◆ To do:
Copy all of the material below exactly.

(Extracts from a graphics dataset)

/---

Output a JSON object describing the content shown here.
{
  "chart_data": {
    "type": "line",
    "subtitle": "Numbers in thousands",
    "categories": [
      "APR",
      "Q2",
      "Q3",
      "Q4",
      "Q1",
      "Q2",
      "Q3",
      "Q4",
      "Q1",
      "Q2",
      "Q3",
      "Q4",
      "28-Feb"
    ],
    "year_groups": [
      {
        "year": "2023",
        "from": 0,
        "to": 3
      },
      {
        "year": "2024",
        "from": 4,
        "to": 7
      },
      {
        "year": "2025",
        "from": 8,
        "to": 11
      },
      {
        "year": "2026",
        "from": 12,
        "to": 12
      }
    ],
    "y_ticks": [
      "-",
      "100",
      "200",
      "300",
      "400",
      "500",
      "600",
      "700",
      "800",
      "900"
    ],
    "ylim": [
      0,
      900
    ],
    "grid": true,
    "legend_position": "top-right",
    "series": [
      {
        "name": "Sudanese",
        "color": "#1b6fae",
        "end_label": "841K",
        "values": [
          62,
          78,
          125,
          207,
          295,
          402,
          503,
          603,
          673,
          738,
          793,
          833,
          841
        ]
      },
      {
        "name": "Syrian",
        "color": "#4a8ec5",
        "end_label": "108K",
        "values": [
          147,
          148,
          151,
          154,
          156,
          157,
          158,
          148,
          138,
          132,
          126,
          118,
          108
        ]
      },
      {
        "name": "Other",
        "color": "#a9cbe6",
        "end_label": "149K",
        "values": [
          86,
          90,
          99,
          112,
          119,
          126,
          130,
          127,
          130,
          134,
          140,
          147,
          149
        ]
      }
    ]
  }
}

\---

◆ Solved exercise:
Output a JSON object describing the content shown here.
{
  "chart_data": {
    "type": "line",
    "subtitle": "Numbers in thousands",
    "categories": [
      "APR",
      "Q2",
      "Q3",
      "Q4",
      "Q1",
      "Q2",
      "Q3",
      "Q4",
      "Q1",
      "Q2",
      "Q3",
      "Q4",
      "28-Feb"
    ],
    "year_groups": [
      {
        "year": "2023",
        "from": 0,
        "to": 3
      },
      {
        "year": "2024",
        "from": 4,
        "to": 7
      },
      {
        "year": "2025",
        "from": 8,
        "to": 11
      },
      {
        "year": "2026",
        "from": 12,
        "to": 12
      }
    ],
    "y_ticks": [
      "-",
      "100",
      "200",
      "300",
      "400",
      "500",
      "600",
      "700",
      "800",
      "900"
    ],
    "ylim": [
      0,
      900
    ],
    "grid": true,
    "legend_position": "top-right",
    "series": [
      {
        "name": "Sudanese",
        "color": "#1b6fae",
        "end_label": "841K",
        "values": [
          62,
          78,
          125,
          207,
          295,
          402,
          503,
          603,
          673,
          738,
          793,
          833,
          841
        ]
      },
      {
        "name": "Syrian",
        "color": "#4a8ec5",
        "end_label": "108K",
        "values": [
          147,
          148,
          151,
          154,
          156,
          157,
          158,
          148,
          138,
          132,
          126,
          118,
          108
        ]
      },
      {
        "name": "Other",
        "color": "#a9cbe6",
        "end_label": "149K",
        "values": [
          86,
          90,
          99,
          112,
          119,
          126,
          130,
          127,
          130,
          134,
          140,
          147,
          149
        ]
      }
    ]
  }
}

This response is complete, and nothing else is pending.